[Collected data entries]
## START
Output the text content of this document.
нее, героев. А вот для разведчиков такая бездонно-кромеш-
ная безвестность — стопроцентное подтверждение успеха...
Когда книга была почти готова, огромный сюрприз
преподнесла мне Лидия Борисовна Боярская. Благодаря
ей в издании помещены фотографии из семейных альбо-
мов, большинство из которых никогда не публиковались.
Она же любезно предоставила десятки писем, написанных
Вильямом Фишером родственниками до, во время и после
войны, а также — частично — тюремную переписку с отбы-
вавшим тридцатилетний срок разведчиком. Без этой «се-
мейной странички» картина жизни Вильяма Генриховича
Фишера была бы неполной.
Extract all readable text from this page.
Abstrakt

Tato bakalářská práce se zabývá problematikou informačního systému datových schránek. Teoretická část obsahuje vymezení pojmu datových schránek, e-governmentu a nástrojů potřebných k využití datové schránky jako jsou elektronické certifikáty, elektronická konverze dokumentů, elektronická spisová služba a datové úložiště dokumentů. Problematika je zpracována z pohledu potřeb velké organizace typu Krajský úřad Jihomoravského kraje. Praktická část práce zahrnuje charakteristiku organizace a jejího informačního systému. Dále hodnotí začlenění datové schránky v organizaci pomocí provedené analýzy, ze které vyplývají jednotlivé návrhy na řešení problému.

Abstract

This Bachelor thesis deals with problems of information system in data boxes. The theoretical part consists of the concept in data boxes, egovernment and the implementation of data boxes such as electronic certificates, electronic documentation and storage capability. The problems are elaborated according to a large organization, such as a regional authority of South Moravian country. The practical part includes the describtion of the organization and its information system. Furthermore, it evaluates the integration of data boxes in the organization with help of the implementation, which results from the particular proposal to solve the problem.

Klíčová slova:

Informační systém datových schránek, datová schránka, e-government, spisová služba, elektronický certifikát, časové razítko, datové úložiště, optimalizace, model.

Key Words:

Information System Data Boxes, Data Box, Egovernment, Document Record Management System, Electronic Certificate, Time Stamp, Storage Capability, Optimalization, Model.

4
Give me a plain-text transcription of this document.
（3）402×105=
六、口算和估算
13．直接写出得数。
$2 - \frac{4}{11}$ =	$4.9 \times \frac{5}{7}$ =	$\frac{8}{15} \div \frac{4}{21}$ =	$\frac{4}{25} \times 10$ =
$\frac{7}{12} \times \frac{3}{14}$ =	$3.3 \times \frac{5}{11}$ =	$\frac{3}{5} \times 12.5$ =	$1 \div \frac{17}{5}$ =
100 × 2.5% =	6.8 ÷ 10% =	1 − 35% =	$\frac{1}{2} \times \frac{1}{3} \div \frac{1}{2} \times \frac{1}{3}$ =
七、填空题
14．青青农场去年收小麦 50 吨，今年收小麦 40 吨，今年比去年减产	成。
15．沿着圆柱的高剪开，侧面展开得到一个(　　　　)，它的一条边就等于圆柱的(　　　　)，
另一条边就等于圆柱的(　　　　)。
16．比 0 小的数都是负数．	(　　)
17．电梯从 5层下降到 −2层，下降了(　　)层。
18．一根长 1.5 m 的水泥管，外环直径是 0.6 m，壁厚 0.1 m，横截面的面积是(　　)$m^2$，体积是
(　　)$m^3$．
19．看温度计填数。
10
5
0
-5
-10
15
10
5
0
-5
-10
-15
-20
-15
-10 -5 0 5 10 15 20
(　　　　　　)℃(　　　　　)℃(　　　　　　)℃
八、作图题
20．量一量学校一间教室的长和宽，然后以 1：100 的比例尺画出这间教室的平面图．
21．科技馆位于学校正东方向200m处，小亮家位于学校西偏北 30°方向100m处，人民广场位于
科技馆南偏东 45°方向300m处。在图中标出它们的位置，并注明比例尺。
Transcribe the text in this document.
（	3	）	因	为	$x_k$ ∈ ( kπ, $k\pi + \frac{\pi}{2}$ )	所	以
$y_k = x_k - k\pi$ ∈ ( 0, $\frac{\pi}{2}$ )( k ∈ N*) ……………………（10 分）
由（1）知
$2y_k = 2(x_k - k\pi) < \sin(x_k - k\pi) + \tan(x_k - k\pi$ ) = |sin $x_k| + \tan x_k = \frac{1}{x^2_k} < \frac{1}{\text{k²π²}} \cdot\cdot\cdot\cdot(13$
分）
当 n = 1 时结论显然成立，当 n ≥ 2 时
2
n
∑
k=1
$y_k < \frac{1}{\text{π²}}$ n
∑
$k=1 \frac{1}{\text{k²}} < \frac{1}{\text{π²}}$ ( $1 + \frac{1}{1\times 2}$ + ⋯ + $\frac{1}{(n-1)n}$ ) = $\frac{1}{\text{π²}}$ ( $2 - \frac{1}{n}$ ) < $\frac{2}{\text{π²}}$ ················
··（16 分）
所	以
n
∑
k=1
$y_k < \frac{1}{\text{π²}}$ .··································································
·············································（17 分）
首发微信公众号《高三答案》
## END
◆ The task: Repeat the data exactly. Leave nothing out.

◆ Task response:
Output the text content of this document.
нее, героев. А вот для разведчиков такая бездонно-кромеш-
ная безвестность — стопроцентное подтверждение успеха...
Когда книга была почти готова, огромный сюрприз
преподнесла мне Лидия Борисовна Боярская. Благодаря
ей в издании помещены фотографии из семейных альбо-
мов, большинство из которых никогда не публиковались.
Она же любезно предоставила десятки писем, написанных
Вильямом Фишером родственниками до, во время и после
войны, а также — частично — тюремную переписку с отбы-
вавшим тридцатилетний срок разведчиком. Без этой «се-
мейной странички» картина жизни Вильяма Генриховича
Фишера была бы неполной.
Extract all readable text from this page.
Abstrakt

Tato bakalářská práce se zabývá problematikou informačního systému datových schránek. Teoretická část obsahuje vymezení pojmu datových schránek, e-governmentu a nástrojů potřebných k využití datové schránky jako jsou elektronické certifikáty, elektronická konverze dokumentů, elektronická spisová služba a datové úložiště dokumentů. Problematika je zpracována z pohledu potřeb velké organizace typu Krajský úřad Jihomoravského kraje. Praktická část práce zahrnuje charakteristiku organizace a jejího informačního systému. Dále hodnotí začlenění datové schránky v organizaci pomocí provedené analýzy, ze které vyplývají jednotlivé návrhy na řešení problému.

Abstract

This Bachelor thesis deals with problems of information system in data boxes. The theoretical part consists of the concept in data boxes, egovernment and the implementation of data boxes such as electronic certificates, electronic documentation and storage capability. The problems are elaborated according to a large organization, such as a regional authority of South Moravian country. The practical part includes the describtion of the organization and its information system. Furthermore, it evaluates the integration of data boxes in the organization with help of the implementation, which results from the particular proposal to solve the problem.

Klíčová slova:

Informační systém datových schránek, datová schránka, e-government, spisová služba, elektronický certifikát, časové razítko, datové úložiště, optimalizace, model.

Key Words:

Information System Data Boxes, Data Box, Egovernment, Document Record Management System, Electronic Certificate, Time Stamp, Storage Capability, Optimalization, Model.

4
Give me a plain-text transcription of this document.
（3）402×105=
六、口算和估算
13．直接写出得数。
$2 - \frac{4}{11}$ =	$4.9 \times \frac{5}{7}$ =	$\frac{8}{15} \div \frac{4}{21}$ =	$\frac{4}{25} \times 10$ =
$\frac{7}{12} \times \frac{3}{14}$ =	$3.3 \times \frac{5}{11}$ =	$\frac{3}{5} \times 12.5$ =	$1 \div \frac{17}{5}$ =
100 × 2.5% =	6.8 ÷ 10% =	1 − 35% =	$\frac{1}{2} \times \frac{1}{3} \div \frac{1}{2} \times \frac{1}{3}$ =
七、填空题
14．青青农场去年收小麦 50 吨，今年收小麦 40 吨，今年比去年减产	成。
15．沿着圆柱的高剪开，侧面展开得到一个(　　　　)，它的一条边就等于圆柱的(　　　　)，
另一条边就等于圆柱的(　　　　)。
16．比 0 小的数都是负数．	(　　)
17．电梯从 5层下降到 −2层，下降了(　　)层。
18．一根长 1.5 m 的水泥管，外环直径是 0.6 m，壁厚 0.1 m，横截面的面积是(　　)$m^2$，体积是
(　　)$m^3$．
19．看温度计填数。
10
5
0
-5
-10
15
10
5
0
-5
-10
-15
-20
-15
-10 -5 0 5 10 15 20
(　　　　　　)℃(　　　　　)℃(　　　　　　)℃
八、作图题
20．量一量学校一间教室的长和宽，然后以 1：100 的比例尺画出这间教室的平面图．
21．科技馆位于学校正东方向200m处，小亮家位于学校西偏北 30°方向100m处，人民广场位于
科技馆南偏东 45°方向300m处。在图中标出它们的位置，并注明比例尺。
Transcribe the text in this document.
（	3	）	因	为	$x_k$ ∈ ( kπ, $k\pi + \frac{\pi}{2}$ )	所	以
$y_k = x_k - k\pi$ ∈ ( 0, $\frac{\pi}{2}$ )( k ∈ N*) ……………………（10 分）
由（1）知
$2y_k = 2(x_k - k\pi) < \sin(x_k - k\pi) + \tan(x_k - k\pi$ ) = |sin $x_k| + \tan x_k = \frac{1}{x^2_k} < \frac{1}{\text{k²π²}} \cdot\cdot\cdot\cdot(13$
分）
当 n = 1 时结论显然成立，当 n ≥ 2 时
2
n
∑
k=1
$y_k < \frac{1}{\text{π²}}$ n
∑
$k=1 \frac{1}{\text{k²}} < \frac{1}{\text{π²}}$ ( $1 + \frac{1}{1\times 2}$ + ⋯ + $\frac{1}{(n-1)n}$ ) = $\frac{1}{\text{π²}}$ ( $2 - \frac{1}{n}$ ) < $\frac{2}{\text{π²}}$ ················
··（16 分）
所	以
n
∑
k=1
$y_k < \frac{1}{\text{π²}}$ .··································································
·············································（17 分）
首发微信公众号《高三答案》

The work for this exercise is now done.